§ **Written exercise**
Gather each line of the records where "important" appears.

§ **Dataset entries**

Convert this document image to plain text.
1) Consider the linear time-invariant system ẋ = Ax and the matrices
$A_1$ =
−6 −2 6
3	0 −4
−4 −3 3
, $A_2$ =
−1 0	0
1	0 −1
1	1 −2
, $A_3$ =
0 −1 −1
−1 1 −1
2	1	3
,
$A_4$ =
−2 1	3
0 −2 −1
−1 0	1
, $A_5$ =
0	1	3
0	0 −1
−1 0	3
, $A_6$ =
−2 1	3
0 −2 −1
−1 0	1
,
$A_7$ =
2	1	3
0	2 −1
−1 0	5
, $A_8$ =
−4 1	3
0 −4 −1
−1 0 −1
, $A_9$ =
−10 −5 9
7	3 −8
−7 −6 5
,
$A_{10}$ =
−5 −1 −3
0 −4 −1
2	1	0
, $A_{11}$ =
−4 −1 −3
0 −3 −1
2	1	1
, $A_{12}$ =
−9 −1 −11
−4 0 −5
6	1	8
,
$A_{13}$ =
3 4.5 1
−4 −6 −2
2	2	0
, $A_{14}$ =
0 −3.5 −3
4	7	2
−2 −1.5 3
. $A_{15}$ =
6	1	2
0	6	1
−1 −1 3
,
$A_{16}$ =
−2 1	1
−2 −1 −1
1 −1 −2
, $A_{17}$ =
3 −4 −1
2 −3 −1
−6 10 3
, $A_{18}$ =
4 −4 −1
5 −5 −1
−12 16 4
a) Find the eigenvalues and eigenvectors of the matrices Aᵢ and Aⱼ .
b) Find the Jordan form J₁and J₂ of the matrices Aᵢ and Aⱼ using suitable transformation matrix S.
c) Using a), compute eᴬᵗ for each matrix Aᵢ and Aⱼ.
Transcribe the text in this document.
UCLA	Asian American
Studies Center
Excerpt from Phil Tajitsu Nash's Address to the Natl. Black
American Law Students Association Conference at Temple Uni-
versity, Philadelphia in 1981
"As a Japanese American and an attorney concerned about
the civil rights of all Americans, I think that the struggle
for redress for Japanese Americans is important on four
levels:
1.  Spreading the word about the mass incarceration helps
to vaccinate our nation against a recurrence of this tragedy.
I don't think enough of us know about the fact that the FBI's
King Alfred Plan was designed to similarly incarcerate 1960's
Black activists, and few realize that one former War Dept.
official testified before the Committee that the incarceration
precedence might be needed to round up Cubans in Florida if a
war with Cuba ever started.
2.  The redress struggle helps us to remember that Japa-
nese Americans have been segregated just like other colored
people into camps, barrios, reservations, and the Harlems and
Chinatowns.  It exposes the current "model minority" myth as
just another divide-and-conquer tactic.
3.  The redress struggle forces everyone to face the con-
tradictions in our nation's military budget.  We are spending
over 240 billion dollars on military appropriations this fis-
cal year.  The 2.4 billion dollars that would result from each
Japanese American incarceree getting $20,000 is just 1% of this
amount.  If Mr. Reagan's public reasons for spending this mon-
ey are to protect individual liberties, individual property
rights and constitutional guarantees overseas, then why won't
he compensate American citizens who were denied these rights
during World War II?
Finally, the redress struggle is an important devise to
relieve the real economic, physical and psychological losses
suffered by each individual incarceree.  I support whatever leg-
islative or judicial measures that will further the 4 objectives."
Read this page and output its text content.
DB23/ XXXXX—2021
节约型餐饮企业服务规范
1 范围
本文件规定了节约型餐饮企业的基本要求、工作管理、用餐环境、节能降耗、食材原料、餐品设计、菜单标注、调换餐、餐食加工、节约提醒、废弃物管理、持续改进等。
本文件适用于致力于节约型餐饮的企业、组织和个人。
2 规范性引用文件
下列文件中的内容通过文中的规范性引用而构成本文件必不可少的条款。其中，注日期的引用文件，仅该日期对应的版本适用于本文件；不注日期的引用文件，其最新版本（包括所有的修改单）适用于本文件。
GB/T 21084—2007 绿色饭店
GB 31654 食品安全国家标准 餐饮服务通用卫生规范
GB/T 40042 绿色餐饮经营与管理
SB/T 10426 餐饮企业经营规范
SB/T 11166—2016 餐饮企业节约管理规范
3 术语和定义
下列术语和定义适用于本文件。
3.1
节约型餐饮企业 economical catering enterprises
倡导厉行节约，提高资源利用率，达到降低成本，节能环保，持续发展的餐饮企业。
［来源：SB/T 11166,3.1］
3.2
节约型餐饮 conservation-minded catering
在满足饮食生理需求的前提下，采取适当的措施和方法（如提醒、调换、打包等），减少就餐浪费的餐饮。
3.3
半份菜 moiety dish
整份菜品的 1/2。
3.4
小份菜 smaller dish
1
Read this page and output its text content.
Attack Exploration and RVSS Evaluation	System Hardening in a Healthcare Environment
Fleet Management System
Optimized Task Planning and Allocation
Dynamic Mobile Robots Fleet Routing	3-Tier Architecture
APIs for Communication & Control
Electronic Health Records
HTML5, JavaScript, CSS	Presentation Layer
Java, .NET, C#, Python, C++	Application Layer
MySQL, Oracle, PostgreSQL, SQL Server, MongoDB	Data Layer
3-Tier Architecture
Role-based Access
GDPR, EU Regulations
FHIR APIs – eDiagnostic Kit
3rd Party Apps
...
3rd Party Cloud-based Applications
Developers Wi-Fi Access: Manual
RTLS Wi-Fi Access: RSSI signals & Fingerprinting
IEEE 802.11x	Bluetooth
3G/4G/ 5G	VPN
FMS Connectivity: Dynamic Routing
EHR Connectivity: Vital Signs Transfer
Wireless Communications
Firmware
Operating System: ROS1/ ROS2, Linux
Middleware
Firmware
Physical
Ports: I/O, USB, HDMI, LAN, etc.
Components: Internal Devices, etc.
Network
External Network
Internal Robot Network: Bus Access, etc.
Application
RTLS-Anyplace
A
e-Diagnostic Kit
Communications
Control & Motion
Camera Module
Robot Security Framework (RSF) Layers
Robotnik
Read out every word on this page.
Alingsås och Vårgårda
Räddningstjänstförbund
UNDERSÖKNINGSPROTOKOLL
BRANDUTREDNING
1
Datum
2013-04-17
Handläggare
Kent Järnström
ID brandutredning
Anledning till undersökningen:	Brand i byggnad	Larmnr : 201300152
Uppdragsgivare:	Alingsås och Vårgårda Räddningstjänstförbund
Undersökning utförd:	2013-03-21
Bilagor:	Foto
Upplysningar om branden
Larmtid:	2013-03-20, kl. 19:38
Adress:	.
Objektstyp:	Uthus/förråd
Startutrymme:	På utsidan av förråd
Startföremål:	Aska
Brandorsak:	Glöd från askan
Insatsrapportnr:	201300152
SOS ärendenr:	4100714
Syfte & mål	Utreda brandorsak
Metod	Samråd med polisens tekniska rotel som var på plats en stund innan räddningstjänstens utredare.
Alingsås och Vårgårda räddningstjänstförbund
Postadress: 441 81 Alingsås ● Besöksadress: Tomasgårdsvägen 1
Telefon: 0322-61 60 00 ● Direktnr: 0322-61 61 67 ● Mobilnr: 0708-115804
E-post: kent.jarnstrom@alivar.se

§ **Answer for this exercise**
for redress for Japanese Americans is important on four
Finally, the redress struggle is an important devise to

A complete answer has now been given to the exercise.